What you will do: Keep the pictures out of the copy and repeat the records exactly.

______

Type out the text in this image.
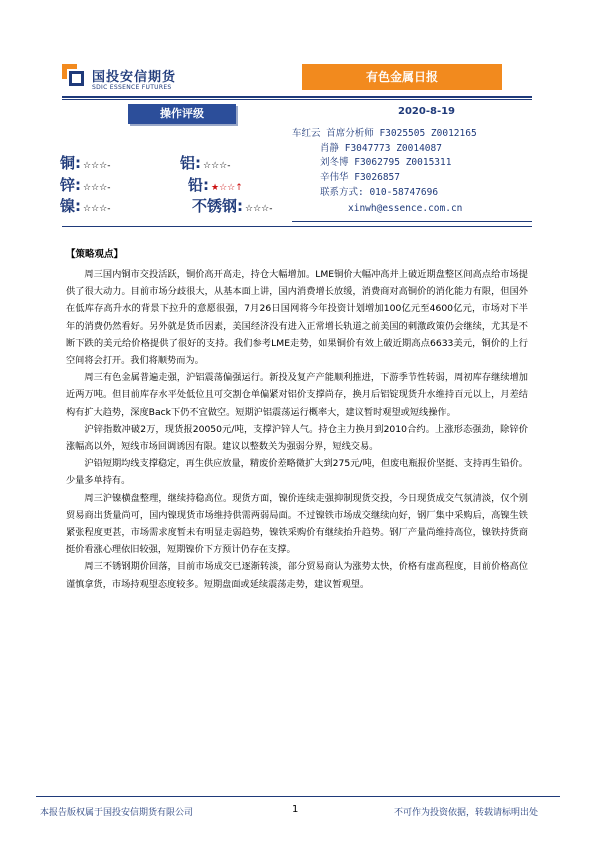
国投安信期货
SDIC ESSENCE FUTURES
有色金属日报
2020-8-19
操作评级
铜: ☆☆☆-	铝: ☆☆☆-
锌: ☆☆☆-	铅: ★☆☆↑
镍: ☆☆☆-	不锈钢: ☆☆☆-
车红云 首席分析师 F3025505 Z0012165
肖静 F3047773 Z0014087
刘冬博 F3062795 Z0015311
辛伟华 F3026857
联系方式: 010-58747696
xinwh@essence.com.cn
【策略观点】

周三国内铜市交投活跃，铜价高开高走，持仓大幅增加。LME铜价大幅冲高并上破近期盘整区间高点给市场提供了很大动力。目前市场分歧很大，从基本面上讲，国内消费增长放缓，消费商对高铜价的消化能力有限，但国外在低库存高升水的背景下拉升的意愿很强，7月26日国网将今年投资计划增加100亿元至4600亿元，市场对下半年的消费仍然看好。另外就是货币因素，美国经济没有进入正常增长轨道之前美国的刺激政策仍会继续，尤其是不断下跌的美元给价格提供了很好的支持。我们参考LME走势，如果铜价有效上破近期高点6633美元，铜价的上行空间将会打开。我们将顺势而为。

周三有色金属普遍走强，沪铝震荡偏强运行。新投及复产产能顺利推进，下游季节性转弱，周初库存继续增加近两万吨。但目前库存水平处低位且可交割仓单偏紧对铝价支撑尚存，换月后铝锭现货升水维持百元以上，月差结构有扩大趋势，深度Back下仍不宜做空。短期沪铝震荡运行概率大，建议暂时观望或短线操作。

沪锌指数冲破2万，现货报20050元/吨，支撑沪锌人气。持仓主力换月到2010合约。上涨形态强劲，除锌价涨幅高以外，短线市场回调诱因有限。建议以整数关为强弱分界，短线交易。

沪铅短期均线支撑稳定，再生供应放量，精废价差略微扩大到275元/吨，但废电瓶报价坚挺、支持再生铅价。少量多单持有。

周三沪镍横盘整理，继续持稳高位。现货方面，镍价连续走强抑制现货交投，今日现货成交气氛清淡，仅个别贸易商出货量尚可，国内镍现货市场维持供需两弱局面。不过镍铁市场成交继续向好，钢厂集中采购后，高镍生铁紧张程度更甚，市场需求度暂未有明显走弱趋势，镍铁采购价有继续抬升趋势。钢厂产量尚维持高位，镍铁持货商挺价看涨心理依旧较强，短期镍价下方预计仍存在支撑。

周三不锈钢期价回落，目前市场成交已逐渐转淡，部分贸易商认为涨势太快，价格有虚高程度，目前价格高位谨慎拿货，市场持观望态度较多。短期盘面或延续震荡走势，建议暂观望。

本报告版权属于国投安信期货有限公司	1	不可作为投资依据，转载请标明出处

______

Response to this task:
Type out the text in this image.
国投安信期货
SDIC ESSENCE FUTURES
有色金属日报
2020-8-19
操作评级
铜: ☆☆☆-	铝: ☆☆☆-
锌: ☆☆☆-	铅: ★☆☆↑
镍: ☆☆☆-	不锈钢: ☆☆☆-
车红云 首席分析师 F3025505 Z0012165
肖静 F3047773 Z0014087
刘冬博 F3062795 Z0015311
辛伟华 F3026857
联系方式: 010-58747696
xinwh@essence.com.cn
【策略观点】

周三国内铜市交投活跃，铜价高开高走，持仓大幅增加。LME铜价大幅冲高并上破近期盘整区间高点给市场提供了很大动力。目前市场分歧很大，从基本面上讲，国内消费增长放缓，消费商对高铜价的消化能力有限，但国外在低库存高升水的背景下拉升的意愿很强，7月26日国网将今年投资计划增加100亿元至4600亿元，市场对下半年的消费仍然看好。另外就是货币因素，美国经济没有进入正常增长轨道之前美国的刺激政策仍会继续，尤其是不断下跌的美元给价格提供了很好的支持。我们参考LME走势，如果铜价有效上破近期高点6633美元，铜价的上行空间将会打开。我们将顺势而为。

周三有色金属普遍走强，沪铝震荡偏强运行。新投及复产产能顺利推进，下游季节性转弱，周初库存继续增加近两万吨。但目前库存水平处低位且可交割仓单偏紧对铝价支撑尚存，换月后铝锭现货升水维持百元以上，月差结构有扩大趋势，深度Back下仍不宜做空。短期沪铝震荡运行概率大，建议暂时观望或短线操作。

沪锌指数冲破2万，现货报20050元/吨，支撑沪锌人气。持仓主力换月到2010合约。上涨形态强劲，除锌价涨幅高以外，短线市场回调诱因有限。建议以整数关为强弱分界，短线交易。

沪铅短期均线支撑稳定，再生供应放量，精废价差略微扩大到275元/吨，但废电瓶报价坚挺、支持再生铅价。少量多单持有。

周三沪镍横盘整理，继续持稳高位。现货方面，镍价连续走强抑制现货交投，今日现货成交气氛清淡，仅个别贸易商出货量尚可，国内镍现货市场维持供需两弱局面。不过镍铁市场成交继续向好，钢厂集中采购后，高镍生铁紧张程度更甚，市场需求度暂未有明显走弱趋势，镍铁采购价有继续抬升趋势。钢厂产量尚维持高位，镍铁持货商挺价看涨心理依旧较强，短期镍价下方预计仍存在支撑。

周三不锈钢期价回落，目前市场成交已逐渐转淡，部分贸易商认为涨势太快，价格有虚高程度，目前价格高位谨慎拿货，市场持观望态度较多。短期盘面或延续震荡走势，建议暂观望。

本报告版权属于国投安信期货有限公司	1	不可作为投资依据，转载请标明出处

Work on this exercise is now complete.